**STATED PROBLEM**: Your task is to quote the material that follows, in full and exactly.

## Begin ENTRIES SHOWN

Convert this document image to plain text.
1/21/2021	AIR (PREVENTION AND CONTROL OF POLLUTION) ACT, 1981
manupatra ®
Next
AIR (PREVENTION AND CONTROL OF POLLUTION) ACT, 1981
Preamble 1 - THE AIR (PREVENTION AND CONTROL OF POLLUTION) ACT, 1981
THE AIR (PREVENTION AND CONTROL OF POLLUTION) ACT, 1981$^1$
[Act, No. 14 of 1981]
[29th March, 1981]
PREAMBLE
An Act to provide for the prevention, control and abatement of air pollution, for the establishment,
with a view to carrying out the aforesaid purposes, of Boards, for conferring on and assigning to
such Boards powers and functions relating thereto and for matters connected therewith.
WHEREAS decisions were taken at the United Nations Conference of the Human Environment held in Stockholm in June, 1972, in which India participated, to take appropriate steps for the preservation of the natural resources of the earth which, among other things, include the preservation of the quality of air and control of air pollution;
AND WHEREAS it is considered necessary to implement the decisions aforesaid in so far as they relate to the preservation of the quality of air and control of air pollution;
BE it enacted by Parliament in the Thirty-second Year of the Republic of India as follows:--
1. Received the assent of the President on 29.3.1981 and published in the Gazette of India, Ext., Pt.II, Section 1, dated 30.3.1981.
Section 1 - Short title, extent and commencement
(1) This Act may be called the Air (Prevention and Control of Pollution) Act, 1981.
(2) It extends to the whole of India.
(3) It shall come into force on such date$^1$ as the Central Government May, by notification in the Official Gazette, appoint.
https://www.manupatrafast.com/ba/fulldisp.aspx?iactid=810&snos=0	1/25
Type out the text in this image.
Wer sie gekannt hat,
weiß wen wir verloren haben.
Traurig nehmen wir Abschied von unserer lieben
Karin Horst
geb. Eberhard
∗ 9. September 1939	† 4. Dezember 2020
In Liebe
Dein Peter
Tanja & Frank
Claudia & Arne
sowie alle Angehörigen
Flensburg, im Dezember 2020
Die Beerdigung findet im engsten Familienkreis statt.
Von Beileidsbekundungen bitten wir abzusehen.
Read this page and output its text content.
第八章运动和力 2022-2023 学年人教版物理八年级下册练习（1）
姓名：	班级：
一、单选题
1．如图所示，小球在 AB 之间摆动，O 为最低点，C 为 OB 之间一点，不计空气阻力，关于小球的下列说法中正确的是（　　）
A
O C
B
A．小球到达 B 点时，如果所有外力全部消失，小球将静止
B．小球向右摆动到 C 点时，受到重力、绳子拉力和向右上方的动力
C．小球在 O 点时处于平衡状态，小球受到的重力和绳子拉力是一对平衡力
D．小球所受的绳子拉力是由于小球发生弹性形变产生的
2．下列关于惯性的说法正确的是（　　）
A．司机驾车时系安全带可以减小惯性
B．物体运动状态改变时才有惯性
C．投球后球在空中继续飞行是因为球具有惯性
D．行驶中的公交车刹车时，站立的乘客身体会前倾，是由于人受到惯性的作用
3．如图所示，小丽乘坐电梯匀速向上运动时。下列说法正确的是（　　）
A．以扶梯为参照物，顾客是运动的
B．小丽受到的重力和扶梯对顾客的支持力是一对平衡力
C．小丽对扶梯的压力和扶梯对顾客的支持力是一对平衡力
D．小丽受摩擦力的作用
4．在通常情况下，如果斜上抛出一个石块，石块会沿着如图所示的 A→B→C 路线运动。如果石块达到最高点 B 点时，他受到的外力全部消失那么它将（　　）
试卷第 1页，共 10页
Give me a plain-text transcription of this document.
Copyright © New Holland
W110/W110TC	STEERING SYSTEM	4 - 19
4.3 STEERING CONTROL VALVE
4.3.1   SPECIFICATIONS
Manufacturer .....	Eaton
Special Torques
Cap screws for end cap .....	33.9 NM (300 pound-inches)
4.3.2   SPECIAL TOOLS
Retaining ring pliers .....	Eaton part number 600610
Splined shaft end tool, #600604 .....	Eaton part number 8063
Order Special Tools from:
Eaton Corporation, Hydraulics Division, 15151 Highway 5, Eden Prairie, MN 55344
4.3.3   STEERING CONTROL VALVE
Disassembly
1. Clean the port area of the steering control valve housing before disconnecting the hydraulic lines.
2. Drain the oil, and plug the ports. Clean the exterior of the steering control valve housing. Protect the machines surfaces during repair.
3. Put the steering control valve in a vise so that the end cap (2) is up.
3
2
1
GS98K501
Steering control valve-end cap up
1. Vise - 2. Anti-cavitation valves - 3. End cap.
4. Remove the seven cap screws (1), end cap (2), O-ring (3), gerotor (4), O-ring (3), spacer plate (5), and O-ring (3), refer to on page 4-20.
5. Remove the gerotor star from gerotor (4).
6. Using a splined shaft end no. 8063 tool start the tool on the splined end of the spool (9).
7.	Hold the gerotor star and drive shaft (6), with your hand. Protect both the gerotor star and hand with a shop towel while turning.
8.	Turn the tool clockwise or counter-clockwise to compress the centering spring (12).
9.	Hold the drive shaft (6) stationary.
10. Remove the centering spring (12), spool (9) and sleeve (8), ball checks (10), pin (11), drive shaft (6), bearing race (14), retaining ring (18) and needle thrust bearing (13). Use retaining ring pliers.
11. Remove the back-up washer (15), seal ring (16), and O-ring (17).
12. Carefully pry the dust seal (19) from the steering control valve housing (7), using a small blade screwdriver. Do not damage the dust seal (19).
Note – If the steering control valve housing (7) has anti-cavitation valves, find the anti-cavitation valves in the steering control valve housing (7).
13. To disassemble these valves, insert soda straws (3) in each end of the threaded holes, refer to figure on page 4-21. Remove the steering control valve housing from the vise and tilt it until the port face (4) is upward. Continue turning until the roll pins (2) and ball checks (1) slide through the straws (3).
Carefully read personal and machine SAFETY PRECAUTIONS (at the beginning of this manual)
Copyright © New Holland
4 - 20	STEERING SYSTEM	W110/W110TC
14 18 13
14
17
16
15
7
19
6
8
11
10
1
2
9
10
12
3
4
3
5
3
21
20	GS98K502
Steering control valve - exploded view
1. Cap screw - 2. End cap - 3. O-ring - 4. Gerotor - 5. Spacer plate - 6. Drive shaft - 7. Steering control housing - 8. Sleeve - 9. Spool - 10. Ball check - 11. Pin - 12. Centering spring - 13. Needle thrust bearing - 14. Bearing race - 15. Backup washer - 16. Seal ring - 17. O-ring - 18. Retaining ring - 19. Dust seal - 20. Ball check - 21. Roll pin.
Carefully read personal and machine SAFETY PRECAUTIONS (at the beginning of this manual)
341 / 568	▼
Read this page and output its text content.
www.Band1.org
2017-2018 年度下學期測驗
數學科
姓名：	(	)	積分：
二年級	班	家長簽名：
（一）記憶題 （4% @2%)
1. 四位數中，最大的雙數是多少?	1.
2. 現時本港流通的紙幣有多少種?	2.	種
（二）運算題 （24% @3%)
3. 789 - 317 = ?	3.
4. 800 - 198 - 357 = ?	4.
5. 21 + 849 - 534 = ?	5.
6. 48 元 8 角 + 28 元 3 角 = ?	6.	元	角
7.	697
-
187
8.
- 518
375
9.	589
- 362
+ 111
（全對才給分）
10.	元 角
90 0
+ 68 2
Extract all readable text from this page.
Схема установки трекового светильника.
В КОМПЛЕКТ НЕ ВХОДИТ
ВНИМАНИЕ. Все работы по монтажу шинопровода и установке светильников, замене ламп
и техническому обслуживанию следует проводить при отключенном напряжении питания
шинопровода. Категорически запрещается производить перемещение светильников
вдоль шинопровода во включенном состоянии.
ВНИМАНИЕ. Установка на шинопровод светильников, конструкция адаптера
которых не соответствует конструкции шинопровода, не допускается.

## End ENTRIES SHOWN

**OUTPUT OF THE EXERCISE**:
Convert this document image to plain text.
1/21/2021	AIR (PREVENTION AND CONTROL OF POLLUTION) ACT, 1981
manupatra ®
Next
AIR (PREVENTION AND CONTROL OF POLLUTION) ACT, 1981
Preamble 1 - THE AIR (PREVENTION AND CONTROL OF POLLUTION) ACT, 1981
THE AIR (PREVENTION AND CONTROL OF POLLUTION) ACT, 1981$^1$
[Act, No. 14 of 1981]
[29th March, 1981]
PREAMBLE
An Act to provide for the prevention, control and abatement of air pollution, for the establishment,
with a view to carrying out the aforesaid purposes, of Boards, for conferring on and assigning to
such Boards powers and functions relating thereto and for matters connected therewith.
WHEREAS decisions were taken at the United Nations Conference of the Human Environment held in Stockholm in June, 1972, in which India participated, to take appropriate steps for the preservation of the natural resources of the earth which, among other things, include the preservation of the quality of air and control of air pollution;
AND WHEREAS it is considered necessary to implement the decisions aforesaid in so far as they relate to the preservation of the quality of air and control of air pollution;
BE it enacted by Parliament in the Thirty-second Year of the Republic of India as follows:--
1. Received the assent of the President on 29.3.1981 and published in the Gazette of India, Ext., Pt.II, Section 1, dated 30.3.1981.
Section 1 - Short title, extent and commencement
(1) This Act may be called the Air (Prevention and Control of Pollution) Act, 1981.
(2) It extends to the whole of India.
(3) It shall come into force on such date$^1$ as the Central Government May, by notification in the Official Gazette, appoint.
https://www.manupatrafast.com/ba/fulldisp.aspx?iactid=810&snos=0	1/25
Type out the text in this image.
Wer sie gekannt hat,
weiß wen wir verloren haben.
Traurig nehmen wir Abschied von unserer lieben
Karin Horst
geb. Eberhard
∗ 9. September 1939	† 4. Dezember 2020
In Liebe
Dein Peter
Tanja & Frank
Claudia & Arne
sowie alle Angehörigen
Flensburg, im Dezember 2020
Die Beerdigung findet im engsten Familienkreis statt.
Von Beileidsbekundungen bitten wir abzusehen.
Read this page and output its text content.
第八章运动和力 2022-2023 学年人教版物理八年级下册练习（1）
姓名：	班级：
一、单选题
1．如图所示，小球在 AB 之间摆动，O 为最低点，C 为 OB 之间一点，不计空气阻力，关于小球的下列说法中正确的是（　　）
A
O C
B
A．小球到达 B 点时，如果所有外力全部消失，小球将静止
B．小球向右摆动到 C 点时，受到重力、绳子拉力和向右上方的动力
C．小球在 O 点时处于平衡状态，小球受到的重力和绳子拉力是一对平衡力
D．小球所受的绳子拉力是由于小球发生弹性形变产生的
2．下列关于惯性的说法正确的是（　　）
A．司机驾车时系安全带可以减小惯性
B．物体运动状态改变时才有惯性
C．投球后球在空中继续飞行是因为球具有惯性
D．行驶中的公交车刹车时，站立的乘客身体会前倾，是由于人受到惯性的作用
3．如图所示，小丽乘坐电梯匀速向上运动时。下列说法正确的是（　　）
A．以扶梯为参照物，顾客是运动的
B．小丽受到的重力和扶梯对顾客的支持力是一对平衡力
C．小丽对扶梯的压力和扶梯对顾客的支持力是一对平衡力
D．小丽受摩擦力的作用
4．在通常情况下，如果斜上抛出一个石块，石块会沿着如图所示的 A→B→C 路线运动。如果石块达到最高点 B 点时，他受到的外力全部消失那么它将（　　）
试卷第 1页，共 10页
Give me a plain-text transcription of this document.
Copyright © New Holland
W110/W110TC	STEERING SYSTEM	4 - 19
4.3 STEERING CONTROL VALVE
4.3.1   SPECIFICATIONS
Manufacturer .....	Eaton
Special Torques
Cap screws for end cap .....	33.9 NM (300 pound-inches)
4.3.2   SPECIAL TOOLS
Retaining ring pliers .....	Eaton part number 600610
Splined shaft end tool, #600604 .....	Eaton part number 8063
Order Special Tools from:
Eaton Corporation, Hydraulics Division, 15151 Highway 5, Eden Prairie, MN 55344
4.3.3   STEERING CONTROL VALVE
Disassembly
1. Clean the port area of the steering control valve housing before disconnecting the hydraulic lines.
2. Drain the oil, and plug the ports. Clean the exterior of the steering control valve housing. Protect the machines surfaces during repair.
3. Put the steering control valve in a vise so that the end cap (2) is up.
3
2
1
GS98K501
Steering control valve-end cap up
1. Vise - 2. Anti-cavitation valves - 3. End cap.
4. Remove the seven cap screws (1), end cap (2), O-ring (3), gerotor (4), O-ring (3), spacer plate (5), and O-ring (3), refer to on page 4-20.
5. Remove the gerotor star from gerotor (4).
6. Using a splined shaft end no. 8063 tool start the tool on the splined end of the spool (9).
7.	Hold the gerotor star and drive shaft (6), with your hand. Protect both the gerotor star and hand with a shop towel while turning.
8.	Turn the tool clockwise or counter-clockwise to compress the centering spring (12).
9.	Hold the drive shaft (6) stationary.
10. Remove the centering spring (12), spool (9) and sleeve (8), ball checks (10), pin (11), drive shaft (6), bearing race (14), retaining ring (18) and needle thrust bearing (13). Use retaining ring pliers.
11. Remove the back-up washer (15), seal ring (16), and O-ring (17).
12. Carefully pry the dust seal (19) from the steering control valve housing (7), using a small blade screwdriver. Do not damage the dust seal (19).
Note – If the steering control valve housing (7) has anti-cavitation valves, find the anti-cavitation valves in the steering control valve housing (7).
13. To disassemble these valves, insert soda straws (3) in each end of the threaded holes, refer to figure on page 4-21. Remove the steering control valve housing from the vise and tilt it until the port face (4) is upward. Continue turning until the roll pins (2) and ball checks (1) slide through the straws (3).
Carefully read personal and machine SAFETY PRECAUTIONS (at the beginning of this manual)
Copyright © New Holland
4 - 20	STEERING SYSTEM	W110/W110TC
14 18 13
14
17
16
15
7
19
6
8
11
10
1
2
9
10
12
3
4
3
5
3
21
20	GS98K502
Steering control valve - exploded view
1. Cap screw - 2. End cap - 3. O-ring - 4. Gerotor - 5. Spacer plate - 6. Drive shaft - 7. Steering control housing - 8. Sleeve - 9. Spool - 10. Ball check - 11. Pin - 12. Centering spring - 13. Needle thrust bearing - 14. Bearing race - 15. Backup washer - 16. Seal ring - 17. O-ring - 18. Retaining ring - 19. Dust seal - 20. Ball check - 21. Roll pin.
Carefully read personal and machine SAFETY PRECAUTIONS (at the beginning of this manual)
341 / 568	▼
Read this page and output its text content.
www.Band1.org
2017-2018 年度下學期測驗
數學科
姓名：	(	)	積分：
二年級	班	家長簽名：
（一）記憶題 （4% @2%)
1. 四位數中，最大的雙數是多少?	1.
2. 現時本港流通的紙幣有多少種?	2.	種
（二）運算題 （24% @3%)
3. 789 - 317 = ?	3.
4. 800 - 198 - 357 = ?	4.
5. 21 + 849 - 534 = ?	5.
6. 48 元 8 角 + 28 元 3 角 = ?	6.	元	角
7.	697
-
187
8.
- 518
375
9.	589
- 362
+ 111
（全對才給分）
10.	元 角
90 0
+ 68 2
Extract all readable text from this page.
Схема установки трекового светильника.
В КОМПЛЕКТ НЕ ВХОДИТ
ВНИМАНИЕ. Все работы по монтажу шинопровода и установке светильников, замене ламп
и техническому обслуживанию следует проводить при отключенном напряжении питания
шинопровода. Категорически запрещается производить перемещение светильников
вдоль шинопровода во включенном состоянии.
ВНИМАНИЕ. Установка на шинопровод светильников, конструкция адаптера
которых не соответствует конструкции шинопровода, не допускается.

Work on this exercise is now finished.